Dataset entries on figures:

------------

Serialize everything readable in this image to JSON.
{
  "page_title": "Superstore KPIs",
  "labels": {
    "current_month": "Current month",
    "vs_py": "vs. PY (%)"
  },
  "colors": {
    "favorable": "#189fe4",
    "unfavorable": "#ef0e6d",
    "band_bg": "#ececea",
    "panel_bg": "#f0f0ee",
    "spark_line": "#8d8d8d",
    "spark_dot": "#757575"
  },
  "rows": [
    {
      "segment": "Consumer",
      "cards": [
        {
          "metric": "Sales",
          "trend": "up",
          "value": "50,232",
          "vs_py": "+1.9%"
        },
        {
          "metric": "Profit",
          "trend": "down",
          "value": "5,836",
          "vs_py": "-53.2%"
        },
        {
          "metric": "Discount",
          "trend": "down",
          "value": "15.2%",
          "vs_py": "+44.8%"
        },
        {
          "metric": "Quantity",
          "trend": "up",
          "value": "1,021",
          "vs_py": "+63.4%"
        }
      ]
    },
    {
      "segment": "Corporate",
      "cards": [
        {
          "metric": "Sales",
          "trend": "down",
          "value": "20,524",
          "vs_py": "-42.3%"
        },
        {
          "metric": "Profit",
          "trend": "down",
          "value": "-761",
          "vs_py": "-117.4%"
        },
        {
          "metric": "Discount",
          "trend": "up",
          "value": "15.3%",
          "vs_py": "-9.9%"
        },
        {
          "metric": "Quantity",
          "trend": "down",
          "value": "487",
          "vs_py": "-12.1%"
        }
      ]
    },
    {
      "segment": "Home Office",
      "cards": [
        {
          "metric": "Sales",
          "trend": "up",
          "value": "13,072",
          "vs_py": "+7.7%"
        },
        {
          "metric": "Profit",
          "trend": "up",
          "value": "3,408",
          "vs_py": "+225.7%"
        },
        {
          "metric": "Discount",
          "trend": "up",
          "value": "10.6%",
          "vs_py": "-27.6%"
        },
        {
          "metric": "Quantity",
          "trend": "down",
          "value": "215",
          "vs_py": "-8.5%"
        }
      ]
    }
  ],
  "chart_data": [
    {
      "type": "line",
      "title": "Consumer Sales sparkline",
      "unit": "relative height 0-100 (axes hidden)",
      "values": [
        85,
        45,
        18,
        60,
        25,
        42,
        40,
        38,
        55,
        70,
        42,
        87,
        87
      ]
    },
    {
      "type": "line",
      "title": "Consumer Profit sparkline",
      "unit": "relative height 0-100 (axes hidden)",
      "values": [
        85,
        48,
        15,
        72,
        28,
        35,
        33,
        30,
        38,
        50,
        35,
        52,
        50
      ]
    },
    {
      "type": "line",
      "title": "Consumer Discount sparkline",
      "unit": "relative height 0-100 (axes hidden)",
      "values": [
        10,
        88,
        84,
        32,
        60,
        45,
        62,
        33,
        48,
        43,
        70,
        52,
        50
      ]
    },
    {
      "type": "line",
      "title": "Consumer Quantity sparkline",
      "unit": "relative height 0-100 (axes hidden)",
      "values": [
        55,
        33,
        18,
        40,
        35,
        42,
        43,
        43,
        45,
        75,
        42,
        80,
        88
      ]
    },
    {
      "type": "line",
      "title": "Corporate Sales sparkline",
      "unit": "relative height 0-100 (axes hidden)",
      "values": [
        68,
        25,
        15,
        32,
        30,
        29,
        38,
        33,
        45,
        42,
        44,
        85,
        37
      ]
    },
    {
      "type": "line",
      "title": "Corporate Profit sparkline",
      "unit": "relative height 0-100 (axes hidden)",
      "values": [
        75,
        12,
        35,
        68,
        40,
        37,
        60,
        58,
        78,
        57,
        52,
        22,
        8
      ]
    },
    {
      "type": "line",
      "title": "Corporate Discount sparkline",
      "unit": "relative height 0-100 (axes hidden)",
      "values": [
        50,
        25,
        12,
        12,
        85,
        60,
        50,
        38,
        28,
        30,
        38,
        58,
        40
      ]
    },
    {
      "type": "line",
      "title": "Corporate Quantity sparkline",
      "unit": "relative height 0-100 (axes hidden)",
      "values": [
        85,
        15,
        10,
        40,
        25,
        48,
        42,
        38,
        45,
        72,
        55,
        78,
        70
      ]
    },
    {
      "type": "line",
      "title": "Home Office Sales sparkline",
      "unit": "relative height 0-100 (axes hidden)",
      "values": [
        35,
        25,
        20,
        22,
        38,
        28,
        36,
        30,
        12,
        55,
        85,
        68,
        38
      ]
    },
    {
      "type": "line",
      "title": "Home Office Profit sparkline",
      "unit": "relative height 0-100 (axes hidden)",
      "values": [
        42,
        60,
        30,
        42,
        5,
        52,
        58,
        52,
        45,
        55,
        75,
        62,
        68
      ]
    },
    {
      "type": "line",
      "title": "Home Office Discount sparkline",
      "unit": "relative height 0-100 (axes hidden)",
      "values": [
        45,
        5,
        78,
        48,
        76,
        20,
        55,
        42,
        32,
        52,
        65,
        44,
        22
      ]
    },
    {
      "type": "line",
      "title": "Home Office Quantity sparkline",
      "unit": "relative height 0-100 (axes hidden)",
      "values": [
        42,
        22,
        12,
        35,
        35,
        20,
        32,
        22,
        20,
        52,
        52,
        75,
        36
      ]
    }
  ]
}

------------

DESCRIPTION OF THE TASK
Output the listing above without altering a single character.

TASK ANSWER
Serialize everything readable in this image to JSON.
{
  "page_title": "Superstore KPIs",
  "labels": {
    "current_month": "Current month",
    "vs_py": "vs. PY (%)"
  },
  "colors": {
    "favorable": "#189fe4",
    "unfavorable": "#ef0e6d",
    "band_bg": "#ececea",
    "panel_bg": "#f0f0ee",
    "spark_line": "#8d8d8d",
    "spark_dot": "#757575"
  },
  "rows": [
    {
      "segment": "Consumer",
      "cards": [
        {
          "metric": "Sales",
          "trend": "up",
          "value": "50,232",
          "vs_py": "+1.9%"
        },
        {
          "metric": "Profit",
          "trend": "down",
          "value": "5,836",
          "vs_py": "-53.2%"
        },
        {
          "metric": "Discount",
          "trend": "down",
          "value": "15.2%",
          "vs_py": "+44.8%"
        },
        {
          "metric": "Quantity",
          "trend": "up",
          "value": "1,021",
          "vs_py": "+63.4%"
        }
      ]
    },
    {
      "segment": "Corporate",
      "cards": [
        {
          "metric": "Sales",
          "trend": "down",
          "value": "20,524",
          "vs_py": "-42.3%"
        },
        {
          "metric": "Profit",
          "trend": "down",
          "value": "-761",
          "vs_py": "-117.4%"
        },
        {
          "metric": "Discount",
          "trend": "up",
          "value": "15.3%",
          "vs_py": "-9.9%"
        },
        {
          "metric": "Quantity",
          "trend": "down",
          "value": "487",
          "vs_py": "-12.1%"
        }
      ]
    },
    {
      "segment": "Home Office",
      "cards": [
        {
          "metric": "Sales",
          "trend": "up",
          "value": "13,072",
          "vs_py": "+7.7%"
        },
        {
          "metric": "Profit",
          "trend": "up",
          "value": "3,408",
          "vs_py": "+225.7%"
        },
        {
          "metric": "Discount",
          "trend": "up",
          "value": "10.6%",
          "vs_py": "-27.6%"
        },
        {
          "metric": "Quantity",
          "trend": "down",
          "value": "215",
          "vs_py": "-8.5%"
        }
      ]
    }
  ],
  "chart_data": [
    {
      "type": "line",
      "title": "Consumer Sales sparkline",
      "unit": "relative height 0-100 (axes hidden)",
      "values": [
        85,
        45,
        18,
        60,
        25,
        42,
        40,
        38,
        55,
        70,
        42,
        87,
        87
      ]
    },
    {
      "type": "line",
      "title": "Consumer Profit sparkline",
      "unit": "relative height 0-100 (axes hidden)",
      "values": [
        85,
        48,
        15,
        72,
        28,
        35,
        33,
        30,
        38,
        50,
        35,
        52,
        50
      ]
    },
    {
      "type": "line",
      "title": "Consumer Discount sparkline",
      "unit": "relative height 0-100 (axes hidden)",
      "values": [
        10,
        88,
        84,
        32,
        60,
        45,
        62,
        33,
        48,
        43,
        70,
        52,
        50
      ]
    },
    {
      "type": "line",
      "title": "Consumer Quantity sparkline",
      "unit": "relative height 0-100 (axes hidden)",
      "values": [
        55,
        33,
        18,
        40,
        35,
        42,
        43,
        43,
        45,
        75,
        42,
        80,
        88
      ]
    },
    {
      "type": "line",
      "title": "Corporate Sales sparkline",
      "unit": "relative height 0-100 (axes hidden)",
      "values": [
        68,
        25,
        15,
        32,
        30,
        29,
        38,
        33,
        45,
        42,
        44,
        85,
        37
      ]
    },
    {
      "type": "line",
      "title": "Corporate Profit sparkline",
      "unit": "relative height 0-100 (axes hidden)",
      "values": [
        75,
        12,
        35,
        68,
        40,
        37,
        60,
        58,
        78,
        57,
        52,
        22,
        8
      ]
    },
    {
      "type": "line",
      "title": "Corporate Discount sparkline",
      "unit": "relative height 0-100 (axes hidden)",
      "values": [
        50,
        25,
        12,
        12,
        85,
        60,
        50,
        38,
        28,
        30,
        38,
        58,
        40
      ]
    },
    {
      "type": "line",
      "title": "Corporate Quantity sparkline",
      "unit": "relative height 0-100 (axes hidden)",
      "values": [
        85,
        15,
        10,
        40,
        25,
        48,
        42,
        38,
        45,
        72,
        55,
        78,
        70
      ]
    },
    {
      "type": "line",
      "title": "Home Office Sales sparkline",
      "unit": "relative height 0-100 (axes hidden)",
      "values": [
        35,
        25,
        20,
        22,
        38,
        28,
        36,
        30,
        12,
        55,
        85,
        68,
        38
      ]
    },
    {
      "type": "line",
      "title": "Home Office Profit sparkline",
      "unit": "relative height 0-100 (axes hidden)",
      "values": [
        42,
        60,
        30,
        42,
        5,
        52,
        58,
        52,
        45,
        55,
        75,
        62,
        68
      ]
    },
    {
      "type": "line",
      "title": "Home Office Discount sparkline",
      "unit": "relative height 0-100 (axes hidden)",
      "values": [
        45,
        5,
        78,
        48,
        76,
        20,
        55,
        42,
        32,
        52,
        65,
        44,
        22
      ]
    },
    {
      "type": "line",
      "title": "Home Office Quantity sparkline",
      "unit": "relative height 0-100 (axes hidden)",
      "values": [
        42,
        22,
        12,
        35,
        35,
        20,
        32,
        22,
        20,
        52,
        52,
        75,
        36
      ]
    }
  ]
}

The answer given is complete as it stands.